* **Objective**
Search the material for "recipient" and show all lines that contain it.
* START Source data *
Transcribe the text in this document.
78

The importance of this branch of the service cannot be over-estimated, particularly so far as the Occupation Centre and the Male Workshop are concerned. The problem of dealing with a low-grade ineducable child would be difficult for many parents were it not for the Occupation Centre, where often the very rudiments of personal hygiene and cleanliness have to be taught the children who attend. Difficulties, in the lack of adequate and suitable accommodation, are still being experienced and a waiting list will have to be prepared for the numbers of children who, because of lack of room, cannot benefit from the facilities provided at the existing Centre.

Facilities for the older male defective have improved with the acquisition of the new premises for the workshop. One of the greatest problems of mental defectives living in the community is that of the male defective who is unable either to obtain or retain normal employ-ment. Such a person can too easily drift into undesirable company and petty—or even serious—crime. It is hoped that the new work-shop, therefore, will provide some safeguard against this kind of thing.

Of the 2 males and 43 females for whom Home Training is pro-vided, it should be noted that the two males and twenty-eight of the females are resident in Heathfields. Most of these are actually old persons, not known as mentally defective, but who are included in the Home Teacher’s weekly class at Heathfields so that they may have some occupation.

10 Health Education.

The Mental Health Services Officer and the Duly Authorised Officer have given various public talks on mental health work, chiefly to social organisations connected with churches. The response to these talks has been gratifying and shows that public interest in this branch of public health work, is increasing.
* END Source data *
* START Source data *
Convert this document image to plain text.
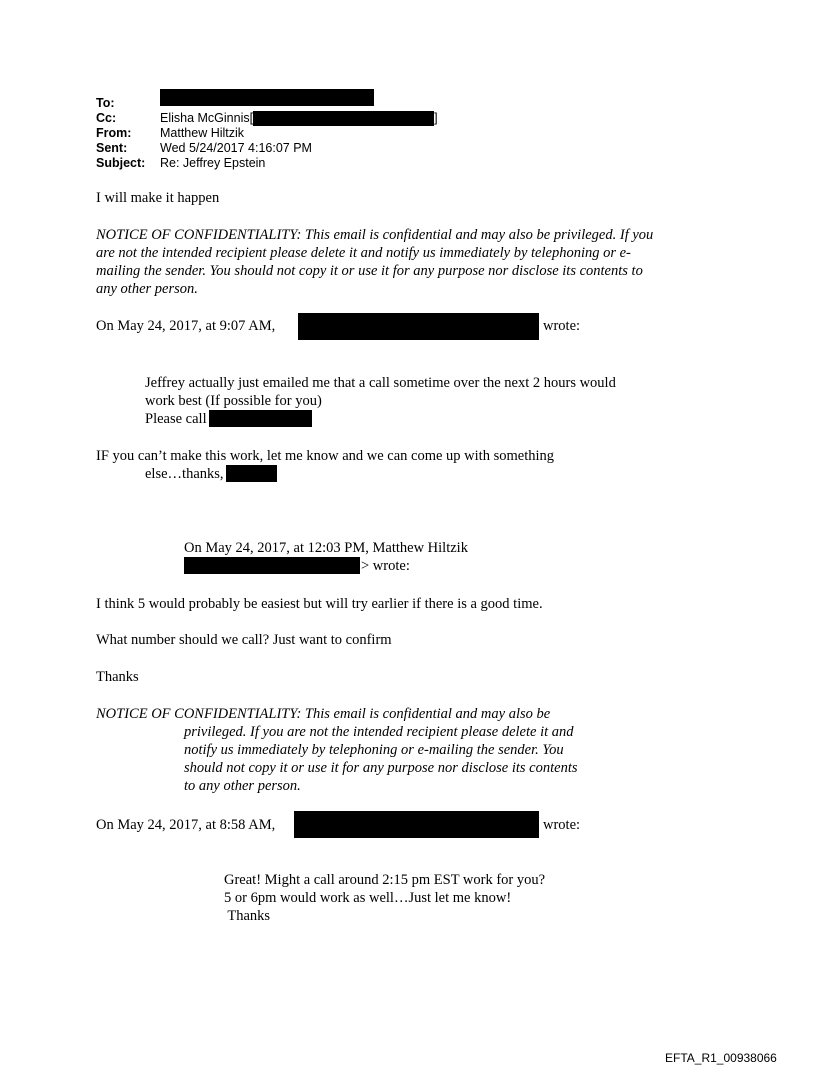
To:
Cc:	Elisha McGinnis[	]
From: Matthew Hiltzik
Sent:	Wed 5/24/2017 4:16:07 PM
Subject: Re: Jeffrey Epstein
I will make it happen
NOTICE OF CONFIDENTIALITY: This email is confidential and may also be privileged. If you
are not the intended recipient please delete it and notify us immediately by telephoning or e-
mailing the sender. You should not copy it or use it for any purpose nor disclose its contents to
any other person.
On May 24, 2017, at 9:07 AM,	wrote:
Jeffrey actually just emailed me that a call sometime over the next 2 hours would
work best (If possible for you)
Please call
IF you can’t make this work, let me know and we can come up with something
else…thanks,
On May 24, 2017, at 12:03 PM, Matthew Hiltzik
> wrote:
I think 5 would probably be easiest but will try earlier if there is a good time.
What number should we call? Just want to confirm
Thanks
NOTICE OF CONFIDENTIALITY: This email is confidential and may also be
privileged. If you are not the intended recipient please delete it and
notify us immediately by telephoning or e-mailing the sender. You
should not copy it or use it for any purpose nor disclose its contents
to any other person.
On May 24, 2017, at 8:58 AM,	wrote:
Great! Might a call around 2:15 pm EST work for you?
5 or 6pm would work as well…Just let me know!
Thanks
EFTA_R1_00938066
* END Source data *
* **Answer to the exercise**
are not the intended recipient please delete it and notify us immediately by telephoning or e-
privileged. If you are not the intended recipient please delete it and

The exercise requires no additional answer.